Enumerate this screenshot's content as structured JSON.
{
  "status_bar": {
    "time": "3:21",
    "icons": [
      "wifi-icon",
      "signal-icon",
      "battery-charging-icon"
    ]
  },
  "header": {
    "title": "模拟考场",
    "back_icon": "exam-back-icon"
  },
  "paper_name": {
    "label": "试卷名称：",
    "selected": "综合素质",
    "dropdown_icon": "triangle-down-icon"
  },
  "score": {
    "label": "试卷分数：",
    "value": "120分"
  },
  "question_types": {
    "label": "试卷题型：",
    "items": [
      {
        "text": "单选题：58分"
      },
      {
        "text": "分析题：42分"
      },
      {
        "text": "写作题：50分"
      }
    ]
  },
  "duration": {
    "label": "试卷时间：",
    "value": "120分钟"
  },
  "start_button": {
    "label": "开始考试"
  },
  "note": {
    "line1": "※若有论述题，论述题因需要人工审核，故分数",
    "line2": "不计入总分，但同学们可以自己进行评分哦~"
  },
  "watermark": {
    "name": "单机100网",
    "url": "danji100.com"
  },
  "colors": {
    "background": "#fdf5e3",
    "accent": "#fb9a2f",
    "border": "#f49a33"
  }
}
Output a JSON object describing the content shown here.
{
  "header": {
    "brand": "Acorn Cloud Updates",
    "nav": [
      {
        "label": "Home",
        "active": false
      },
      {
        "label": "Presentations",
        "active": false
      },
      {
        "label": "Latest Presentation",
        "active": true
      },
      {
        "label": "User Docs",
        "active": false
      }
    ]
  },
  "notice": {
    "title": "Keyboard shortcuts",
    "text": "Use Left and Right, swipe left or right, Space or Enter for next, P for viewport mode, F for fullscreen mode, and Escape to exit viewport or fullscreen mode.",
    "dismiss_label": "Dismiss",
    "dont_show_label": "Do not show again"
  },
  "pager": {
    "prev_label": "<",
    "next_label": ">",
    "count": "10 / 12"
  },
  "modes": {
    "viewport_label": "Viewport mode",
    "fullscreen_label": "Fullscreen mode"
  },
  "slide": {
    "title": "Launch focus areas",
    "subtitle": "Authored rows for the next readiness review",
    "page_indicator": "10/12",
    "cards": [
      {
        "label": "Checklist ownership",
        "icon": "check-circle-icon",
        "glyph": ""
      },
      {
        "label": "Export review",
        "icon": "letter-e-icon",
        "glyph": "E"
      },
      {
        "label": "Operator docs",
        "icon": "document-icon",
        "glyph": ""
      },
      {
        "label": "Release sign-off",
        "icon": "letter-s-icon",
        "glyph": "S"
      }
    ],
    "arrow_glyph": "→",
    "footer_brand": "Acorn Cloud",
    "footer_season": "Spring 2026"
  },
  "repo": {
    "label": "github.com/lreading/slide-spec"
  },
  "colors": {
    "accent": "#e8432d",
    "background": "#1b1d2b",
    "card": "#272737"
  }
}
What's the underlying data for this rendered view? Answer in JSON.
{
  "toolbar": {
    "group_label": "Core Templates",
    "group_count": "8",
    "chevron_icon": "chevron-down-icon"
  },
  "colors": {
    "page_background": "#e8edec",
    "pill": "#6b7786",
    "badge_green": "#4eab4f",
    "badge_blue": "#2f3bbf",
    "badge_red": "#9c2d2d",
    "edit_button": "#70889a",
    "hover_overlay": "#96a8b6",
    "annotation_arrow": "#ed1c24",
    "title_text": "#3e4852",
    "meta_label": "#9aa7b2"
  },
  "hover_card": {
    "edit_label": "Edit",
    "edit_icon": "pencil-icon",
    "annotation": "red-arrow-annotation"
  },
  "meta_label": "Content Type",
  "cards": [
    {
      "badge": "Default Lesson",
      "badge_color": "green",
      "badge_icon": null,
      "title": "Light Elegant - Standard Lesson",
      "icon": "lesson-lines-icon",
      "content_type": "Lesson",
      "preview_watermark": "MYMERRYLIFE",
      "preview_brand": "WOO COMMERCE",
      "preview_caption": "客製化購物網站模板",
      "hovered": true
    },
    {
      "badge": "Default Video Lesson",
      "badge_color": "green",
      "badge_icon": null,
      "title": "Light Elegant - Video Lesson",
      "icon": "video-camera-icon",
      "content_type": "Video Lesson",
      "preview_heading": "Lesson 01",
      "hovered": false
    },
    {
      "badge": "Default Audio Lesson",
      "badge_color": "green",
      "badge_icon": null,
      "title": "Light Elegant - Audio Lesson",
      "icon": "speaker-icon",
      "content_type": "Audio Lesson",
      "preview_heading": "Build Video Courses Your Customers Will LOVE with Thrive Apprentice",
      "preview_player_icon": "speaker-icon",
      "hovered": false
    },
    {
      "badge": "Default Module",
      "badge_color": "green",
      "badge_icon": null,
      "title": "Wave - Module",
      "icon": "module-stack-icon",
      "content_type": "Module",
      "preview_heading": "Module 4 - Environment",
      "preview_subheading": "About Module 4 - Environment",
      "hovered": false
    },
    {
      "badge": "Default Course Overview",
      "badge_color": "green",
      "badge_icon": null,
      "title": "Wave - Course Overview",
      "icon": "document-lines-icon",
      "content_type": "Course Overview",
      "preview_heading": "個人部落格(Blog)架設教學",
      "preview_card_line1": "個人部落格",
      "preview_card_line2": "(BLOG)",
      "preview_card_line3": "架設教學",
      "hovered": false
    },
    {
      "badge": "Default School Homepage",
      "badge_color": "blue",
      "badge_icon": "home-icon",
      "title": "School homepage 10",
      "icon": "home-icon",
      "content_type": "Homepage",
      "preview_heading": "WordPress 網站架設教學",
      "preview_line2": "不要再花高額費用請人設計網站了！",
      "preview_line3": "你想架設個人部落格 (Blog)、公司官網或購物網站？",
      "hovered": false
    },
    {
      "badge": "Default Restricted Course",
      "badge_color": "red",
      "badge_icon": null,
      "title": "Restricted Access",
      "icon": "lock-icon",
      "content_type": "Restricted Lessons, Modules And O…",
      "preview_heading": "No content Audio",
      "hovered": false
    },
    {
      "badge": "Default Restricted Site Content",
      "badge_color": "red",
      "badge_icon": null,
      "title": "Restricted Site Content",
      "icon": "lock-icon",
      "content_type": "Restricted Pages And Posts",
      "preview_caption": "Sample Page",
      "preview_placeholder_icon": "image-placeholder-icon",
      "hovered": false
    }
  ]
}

___

▶ **Exercise**: The records above are to be copied in full, exactly as written.

▶ **Solution for this problem**:
Enumerate this screenshot's content as structured JSON.
{
  "status_bar": {
    "time": "3:21",
    "icons": [
      "wifi-icon",
      "signal-icon",
      "battery-charging-icon"
    ]
  },
  "header": {
    "title": "模拟考场",
    "back_icon": "exam-back-icon"
  },
  "paper_name": {
    "label": "试卷名称：",
    "selected": "综合素质",
    "dropdown_icon": "triangle-down-icon"
  },
  "score": {
    "label": "试卷分数：",
    "value": "120分"
  },
  "question_types": {
    "label": "试卷题型：",
    "items": [
      {
        "text": "单选题：58分"
      },
      {
        "text": "分析题：42分"
      },
      {
        "text": "写作题：50分"
      }
    ]
  },
  "duration": {
    "label": "试卷时间：",
    "value": "120分钟"
  },
  "start_button": {
    "label": "开始考试"
  },
  "note": {
    "line1": "※若有论述题，论述题因需要人工审核，故分数",
    "line2": "不计入总分，但同学们可以自己进行评分哦~"
  },
  "watermark": {
    "name": "单机100网",
    "url": "danji100.com"
  },
  "colors": {
    "background": "#fdf5e3",
    "accent": "#fb9a2f",
    "border": "#f49a33"
  }
}
Output a JSON object describing the content shown here.
{
  "header": {
    "brand": "Acorn Cloud Updates",
    "nav": [
      {
        "label": "Home",
        "active": false
      },
      {
        "label": "Presentations",
        "active": false
      },
      {
        "label": "Latest Presentation",
        "active": true
      },
      {
        "label": "User Docs",
        "active": false
      }
    ]
  },
  "notice": {
    "title": "Keyboard shortcuts",
    "text": "Use Left and Right, swipe left or right, Space or Enter for next, P for viewport mode, F for fullscreen mode, and Escape to exit viewport or fullscreen mode.",
    "dismiss_label": "Dismiss",
    "dont_show_label": "Do not show again"
  },
  "pager": {
    "prev_label": "<",
    "next_label": ">",
    "count": "10 / 12"
  },
  "modes": {
    "viewport_label": "Viewport mode",
    "fullscreen_label": "Fullscreen mode"
  },
  "slide": {
    "title": "Launch focus areas",
    "subtitle": "Authored rows for the next readiness review",
    "page_indicator": "10/12",
    "cards": [
      {
        "label": "Checklist ownership",
        "icon": "check-circle-icon",
        "glyph": ""
      },
      {
        "label": "Export review",
        "icon": "letter-e-icon",
        "glyph": "E"
      },
      {
        "label": "Operator docs",
        "icon": "document-icon",
        "glyph": ""
      },
      {
        "label": "Release sign-off",
        "icon": "letter-s-icon",
        "glyph": "S"
      }
    ],
    "arrow_glyph": "→",
    "footer_brand": "Acorn Cloud",
    "footer_season": "Spring 2026"
  },
  "repo": {
    "label": "github.com/lreading/slide-spec"
  },
  "colors": {
    "accent": "#e8432d",
    "background": "#1b1d2b",
    "card": "#272737"
  }
}
What's the underlying data for this rendered view? Answer in JSON.
{
  "toolbar": {
    "group_label": "Core Templates",
    "group_count": "8",
    "chevron_icon": "chevron-down-icon"
  },
  "colors": {
    "page_background": "#e8edec",
    "pill": "#6b7786",
    "badge_green": "#4eab4f",
    "badge_blue": "#2f3bbf",
    "badge_red": "#9c2d2d",
    "edit_button": "#70889a",
    "hover_overlay": "#96a8b6",
    "annotation_arrow": "#ed1c24",
    "title_text": "#3e4852",
    "meta_label": "#9aa7b2"
  },
  "hover_card": {
    "edit_label": "Edit",
    "edit_icon": "pencil-icon",
    "annotation": "red-arrow-annotation"
  },
  "meta_label": "Content Type",
  "cards": [
    {
      "badge": "Default Lesson",
      "badge_color": "green",
      "badge_icon": null,
      "title": "Light Elegant - Standard Lesson",
      "icon": "lesson-lines-icon",
      "content_type": "Lesson",
      "preview_watermark": "MYMERRYLIFE",
      "preview_brand": "WOO COMMERCE",
      "preview_caption": "客製化購物網站模板",
      "hovered": true
    },
    {
      "badge": "Default Video Lesson",
      "badge_color": "green",
      "badge_icon": null,
      "title": "Light Elegant - Video Lesson",
      "icon": "video-camera-icon",
      "content_type": "Video Lesson",
      "preview_heading": "Lesson 01",
      "hovered": false
    },
    {
      "badge": "Default Audio Lesson",
      "badge_color": "green",
      "badge_icon": null,
      "title": "Light Elegant - Audio Lesson",
      "icon": "speaker-icon",
      "content_type": "Audio Lesson",
      "preview_heading": "Build Video Courses Your Customers Will LOVE with Thrive Apprentice",
      "preview_player_icon": "speaker-icon",
      "hovered": false
    },
    {
      "badge": "Default Module",
      "badge_color": "green",
      "badge_icon": null,
      "title": "Wave - Module",
      "icon": "module-stack-icon",
      "content_type": "Module",
      "preview_heading": "Module 4 - Environment",
      "preview_subheading": "About Module 4 - Environment",
      "hovered": false
    },
    {
      "badge": "Default Course Overview",
      "badge_color": "green",
      "badge_icon": null,
      "title": "Wave - Course Overview",
      "icon": "document-lines-icon",
      "content_type": "Course Overview",
      "preview_heading": "個人部落格(Blog)架設教學",
      "preview_card_line1": "個人部落格",
      "preview_card_line2": "(BLOG)",
      "preview_card_line3": "架設教學",
      "hovered": false
    },
    {
      "badge": "Default School Homepage",
      "badge_color": "blue",
      "badge_icon": "home-icon",
      "title": "School homepage 10",
      "icon": "home-icon",
      "content_type": "Homepage",
      "preview_heading": "WordPress 網站架設教學",
      "preview_line2": "不要再花高額費用請人設計網站了！",
      "preview_line3": "你想架設個人部落格 (Blog)、公司官網或購物網站？",
      "hovered": false
    },
    {
      "badge": "Default Restricted Course",
      "badge_color": "red",
      "badge_icon": null,
      "title": "Restricted Access",
      "icon": "lock-icon",
      "content_type": "Restricted Lessons, Modules And O…",
      "preview_heading": "No content Audio",
      "hovered": false
    },
    {
      "badge": "Default Restricted Site Content",
      "badge_color": "red",
      "badge_icon": null,
      "title": "Restricted Site Content",
      "icon": "lock-icon",
      "content_type": "Restricted Pages And Posts",
      "preview_caption": "Sample Page",
      "preview_placeholder_icon": "image-placeholder-icon",
      "hovered": false
    }
  ]
}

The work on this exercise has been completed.